### Given problem
Retype all the entries word for word, but omit the pictures.

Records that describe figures
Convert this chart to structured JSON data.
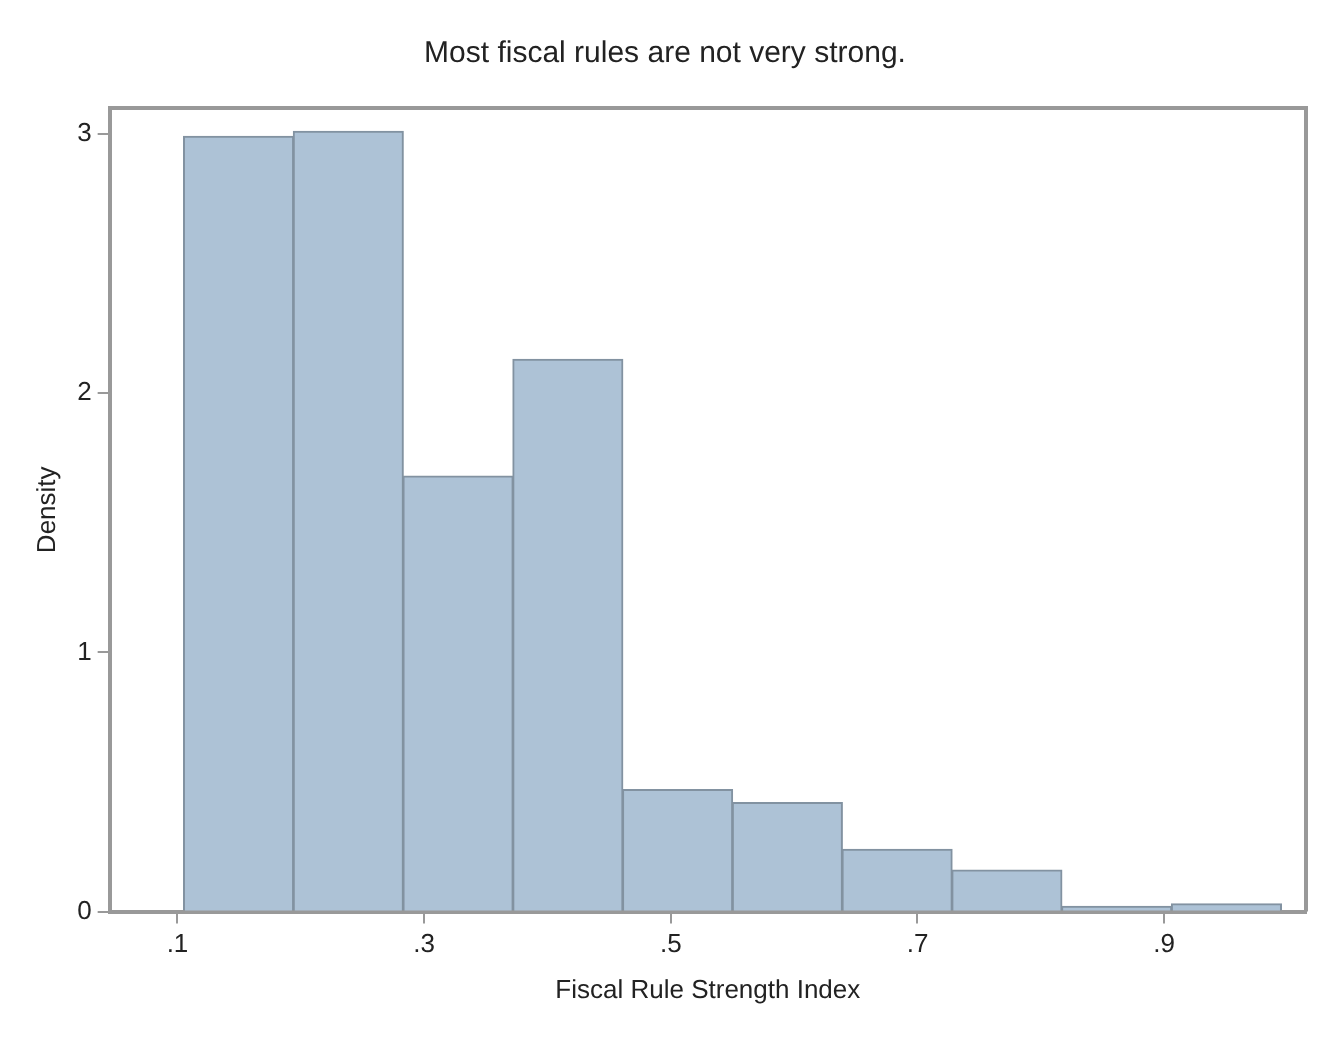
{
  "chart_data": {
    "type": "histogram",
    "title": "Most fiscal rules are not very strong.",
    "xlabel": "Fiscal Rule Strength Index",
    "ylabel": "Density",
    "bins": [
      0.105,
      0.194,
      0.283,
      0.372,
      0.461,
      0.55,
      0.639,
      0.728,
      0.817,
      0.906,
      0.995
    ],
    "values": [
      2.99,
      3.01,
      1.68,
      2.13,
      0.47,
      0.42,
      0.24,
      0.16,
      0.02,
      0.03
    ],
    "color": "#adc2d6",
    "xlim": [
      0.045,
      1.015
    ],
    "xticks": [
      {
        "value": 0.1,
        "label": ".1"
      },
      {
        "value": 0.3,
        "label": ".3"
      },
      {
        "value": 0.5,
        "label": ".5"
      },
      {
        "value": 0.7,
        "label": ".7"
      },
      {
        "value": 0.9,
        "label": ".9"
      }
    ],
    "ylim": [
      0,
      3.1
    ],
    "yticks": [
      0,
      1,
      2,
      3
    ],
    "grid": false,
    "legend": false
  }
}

### Solved exercise
Convert this chart to structured JSON data.
{
  "chart_data": {
    "type": "histogram",
    "title": "Most fiscal rules are not very strong.",
    "xlabel": "Fiscal Rule Strength Index",
    "ylabel": "Density",
    "bins": [
      0.105,
      0.194,
      0.283,
      0.372,
      0.461,
      0.55,
      0.639,
      0.728,
      0.817,
      0.906,
      0.995
    ],
    "values": [
      2.99,
      3.01,
      1.68,
      2.13,
      0.47,
      0.42,
      0.24,
      0.16,
      0.02,
      0.03
    ],
    "color": "#adc2d6",
    "xlim": [
      0.045,
      1.015
    ],
    "xticks": [
      {
        "value": 0.1,
        "label": ".1"
      },
      {
        "value": 0.3,
        "label": ".3"
      },
      {
        "value": 0.5,
        "label": ".5"
      },
      {
        "value": 0.7,
        "label": ".7"
      },
      {
        "value": 0.9,
        "label": ".9"
      }
    ],
    "ylim": [
      0,
      3.1
    ],
    "yticks": [
      0,
      1,
      2,
      3
    ],
    "grid": false,
    "legend": false
  }
}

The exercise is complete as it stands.